_What the exercise asks_.
Retype the whole listing below, character for character.

_Material for the task_.
--- START ---

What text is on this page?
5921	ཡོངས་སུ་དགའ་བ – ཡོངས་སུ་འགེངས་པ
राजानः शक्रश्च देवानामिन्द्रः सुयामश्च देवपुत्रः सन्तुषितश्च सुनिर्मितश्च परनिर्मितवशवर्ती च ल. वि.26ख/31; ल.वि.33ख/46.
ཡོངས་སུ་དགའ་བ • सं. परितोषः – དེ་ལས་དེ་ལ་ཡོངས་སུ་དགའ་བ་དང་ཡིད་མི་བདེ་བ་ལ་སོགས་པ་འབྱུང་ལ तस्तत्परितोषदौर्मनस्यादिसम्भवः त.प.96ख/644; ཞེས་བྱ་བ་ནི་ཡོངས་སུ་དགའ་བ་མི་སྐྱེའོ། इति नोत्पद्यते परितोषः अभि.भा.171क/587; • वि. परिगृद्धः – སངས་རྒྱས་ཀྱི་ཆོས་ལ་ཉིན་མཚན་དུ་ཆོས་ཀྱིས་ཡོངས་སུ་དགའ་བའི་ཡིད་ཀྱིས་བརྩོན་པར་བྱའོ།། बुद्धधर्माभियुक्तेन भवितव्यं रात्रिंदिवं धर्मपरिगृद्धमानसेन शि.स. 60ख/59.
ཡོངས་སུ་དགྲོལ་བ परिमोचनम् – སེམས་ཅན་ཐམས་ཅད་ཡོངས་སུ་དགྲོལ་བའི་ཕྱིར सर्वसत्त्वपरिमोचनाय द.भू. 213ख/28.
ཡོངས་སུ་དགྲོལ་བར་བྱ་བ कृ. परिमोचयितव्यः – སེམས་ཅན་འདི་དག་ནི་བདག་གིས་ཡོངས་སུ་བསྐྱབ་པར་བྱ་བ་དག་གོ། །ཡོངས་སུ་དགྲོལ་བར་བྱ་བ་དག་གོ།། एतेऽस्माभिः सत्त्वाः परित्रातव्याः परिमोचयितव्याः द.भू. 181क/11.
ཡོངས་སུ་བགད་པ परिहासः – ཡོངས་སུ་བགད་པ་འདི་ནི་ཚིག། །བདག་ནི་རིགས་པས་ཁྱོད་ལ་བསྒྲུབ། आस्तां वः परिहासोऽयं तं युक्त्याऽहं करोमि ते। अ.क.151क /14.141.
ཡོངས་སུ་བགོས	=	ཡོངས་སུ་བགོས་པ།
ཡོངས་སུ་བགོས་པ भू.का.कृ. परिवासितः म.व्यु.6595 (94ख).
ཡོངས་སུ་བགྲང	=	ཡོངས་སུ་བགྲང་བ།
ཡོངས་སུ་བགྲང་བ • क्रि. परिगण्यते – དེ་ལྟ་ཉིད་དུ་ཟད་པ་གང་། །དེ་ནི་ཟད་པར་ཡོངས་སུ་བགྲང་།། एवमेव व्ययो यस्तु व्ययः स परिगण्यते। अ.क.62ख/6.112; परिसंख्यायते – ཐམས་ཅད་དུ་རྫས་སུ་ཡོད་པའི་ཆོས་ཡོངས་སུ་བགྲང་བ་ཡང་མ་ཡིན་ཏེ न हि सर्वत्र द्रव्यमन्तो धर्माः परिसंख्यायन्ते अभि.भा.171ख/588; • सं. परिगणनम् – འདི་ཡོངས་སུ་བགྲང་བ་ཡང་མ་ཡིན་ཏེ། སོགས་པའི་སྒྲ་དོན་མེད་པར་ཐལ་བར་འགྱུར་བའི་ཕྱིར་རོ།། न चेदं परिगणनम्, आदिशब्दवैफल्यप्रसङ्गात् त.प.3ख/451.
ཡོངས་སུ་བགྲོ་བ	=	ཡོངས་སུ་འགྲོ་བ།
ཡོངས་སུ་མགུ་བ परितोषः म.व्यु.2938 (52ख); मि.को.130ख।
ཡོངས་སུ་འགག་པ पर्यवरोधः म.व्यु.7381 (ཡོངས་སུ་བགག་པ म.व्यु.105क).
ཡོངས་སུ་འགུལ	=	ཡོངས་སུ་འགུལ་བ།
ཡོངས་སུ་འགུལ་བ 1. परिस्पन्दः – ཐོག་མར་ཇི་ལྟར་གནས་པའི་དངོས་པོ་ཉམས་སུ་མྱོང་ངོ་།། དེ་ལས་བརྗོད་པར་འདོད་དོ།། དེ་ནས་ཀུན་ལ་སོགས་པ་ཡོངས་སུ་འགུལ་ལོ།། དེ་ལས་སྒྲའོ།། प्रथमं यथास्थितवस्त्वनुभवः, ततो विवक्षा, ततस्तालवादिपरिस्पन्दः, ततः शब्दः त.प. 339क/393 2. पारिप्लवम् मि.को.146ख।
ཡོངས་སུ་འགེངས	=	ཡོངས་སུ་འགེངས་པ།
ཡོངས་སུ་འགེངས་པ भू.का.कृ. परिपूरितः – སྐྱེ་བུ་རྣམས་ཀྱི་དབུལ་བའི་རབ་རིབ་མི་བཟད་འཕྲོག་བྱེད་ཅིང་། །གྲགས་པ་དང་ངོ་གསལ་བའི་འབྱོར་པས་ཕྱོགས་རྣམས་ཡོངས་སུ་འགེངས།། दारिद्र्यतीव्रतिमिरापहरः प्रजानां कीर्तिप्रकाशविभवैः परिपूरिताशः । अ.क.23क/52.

--- END ---

_Answer for the task_.
What text is on this page?
5921	ཡོངས་སུ་དགའ་བ – ཡོངས་སུ་འགེངས་པ
राजानः शक्रश्च देवानामिन्द्रः सुयामश्च देवपुत्रः सन्तुषितश्च सुनिर्मितश्च परनिर्मितवशवर्ती च ल. वि.26ख/31; ल.वि.33ख/46.
ཡོངས་སུ་དགའ་བ • सं. परितोषः – དེ་ལས་དེ་ལ་ཡོངས་སུ་དགའ་བ་དང་ཡིད་མི་བདེ་བ་ལ་སོགས་པ་འབྱུང་ལ तस्तत्परितोषदौर्मनस्यादिसम्भवः त.प.96ख/644; ཞེས་བྱ་བ་ནི་ཡོངས་སུ་དགའ་བ་མི་སྐྱེའོ། इति नोत्पद्यते परितोषः अभि.भा.171क/587; • वि. परिगृद्धः – སངས་རྒྱས་ཀྱི་ཆོས་ལ་ཉིན་མཚན་དུ་ཆོས་ཀྱིས་ཡོངས་སུ་དགའ་བའི་ཡིད་ཀྱིས་བརྩོན་པར་བྱའོ།། बुद्धधर्माभियुक्तेन भवितव्यं रात्रिंदिवं धर्मपरिगृद्धमानसेन शि.स. 60ख/59.
ཡོངས་སུ་དགྲོལ་བ परिमोचनम् – སེམས་ཅན་ཐམས་ཅད་ཡོངས་སུ་དགྲོལ་བའི་ཕྱིར सर्वसत्त्वपरिमोचनाय द.भू. 213ख/28.
ཡོངས་སུ་དགྲོལ་བར་བྱ་བ कृ. परिमोचयितव्यः – སེམས་ཅན་འདི་དག་ནི་བདག་གིས་ཡོངས་སུ་བསྐྱབ་པར་བྱ་བ་དག་གོ། །ཡོངས་སུ་དགྲོལ་བར་བྱ་བ་དག་གོ།། एतेऽस्माभिः सत्त्वाः परित्रातव्याः परिमोचयितव्याः द.भू. 181क/11.
ཡོངས་སུ་བགད་པ परिहासः – ཡོངས་སུ་བགད་པ་འདི་ནི་ཚིག། །བདག་ནི་རིགས་པས་ཁྱོད་ལ་བསྒྲུབ། आस्तां वः परिहासोऽयं तं युक्त्याऽहं करोमि ते। अ.क.151क /14.141.
ཡོངས་སུ་བགོས	=	ཡོངས་སུ་བགོས་པ།
ཡོངས་སུ་བགོས་པ भू.का.कृ. परिवासितः म.व्यु.6595 (94ख).
ཡོངས་སུ་བགྲང	=	ཡོངས་སུ་བགྲང་བ།
ཡོངས་སུ་བགྲང་བ • क्रि. परिगण्यते – དེ་ལྟ་ཉིད་དུ་ཟད་པ་གང་། །དེ་ནི་ཟད་པར་ཡོངས་སུ་བགྲང་།། एवमेव व्ययो यस्तु व्ययः स परिगण्यते। अ.क.62ख/6.112; परिसंख्यायते – ཐམས་ཅད་དུ་རྫས་སུ་ཡོད་པའི་ཆོས་ཡོངས་སུ་བགྲང་བ་ཡང་མ་ཡིན་ཏེ न हि सर्वत्र द्रव्यमन्तो धर्माः परिसंख्यायन्ते अभि.भा.171ख/588; • सं. परिगणनम् – འདི་ཡོངས་སུ་བགྲང་བ་ཡང་མ་ཡིན་ཏེ། སོགས་པའི་སྒྲ་དོན་མེད་པར་ཐལ་བར་འགྱུར་བའི་ཕྱིར་རོ།། न चेदं परिगणनम्, आदिशब्दवैफल्यप्रसङ्गात् त.प.3ख/451.
ཡོངས་སུ་བགྲོ་བ	=	ཡོངས་སུ་འགྲོ་བ།
ཡོངས་སུ་མགུ་བ परितोषः म.व्यु.2938 (52ख); मि.को.130ख।
ཡོངས་སུ་འགག་པ पर्यवरोधः म.व्यु.7381 (ཡོངས་སུ་བགག་པ म.व्यु.105क).
ཡོངས་སུ་འགུལ	=	ཡོངས་སུ་འགུལ་བ།
ཡོངས་སུ་འགུལ་བ 1. परिस्पन्दः – ཐོག་མར་ཇི་ལྟར་གནས་པའི་དངོས་པོ་ཉམས་སུ་མྱོང་ངོ་།། དེ་ལས་བརྗོད་པར་འདོད་དོ།། དེ་ནས་ཀུན་ལ་སོགས་པ་ཡོངས་སུ་འགུལ་ལོ།། དེ་ལས་སྒྲའོ།། प्रथमं यथास्थितवस्त्वनुभवः, ततो विवक्षा, ततस्तालवादिपरिस्पन्दः, ततः शब्दः त.प. 339क/393 2. पारिप्लवम् मि.को.146ख।
ཡོངས་སུ་འགེངས	=	ཡོངས་སུ་འགེངས་པ།
ཡོངས་སུ་འགེངས་པ भू.का.कृ. परिपूरितः – སྐྱེ་བུ་རྣམས་ཀྱི་དབུལ་བའི་རབ་རིབ་མི་བཟད་འཕྲོག་བྱེད་ཅིང་། །གྲགས་པ་དང་ངོ་གསལ་བའི་འབྱོར་པས་ཕྱོགས་རྣམས་ཡོངས་སུ་འགེངས།། दारिद्र्यतीव्रतिमिरापहरः प्रजानां कीर्तिप्रकाशविभवैः परिपूरिताशः । अ.क.23क/52.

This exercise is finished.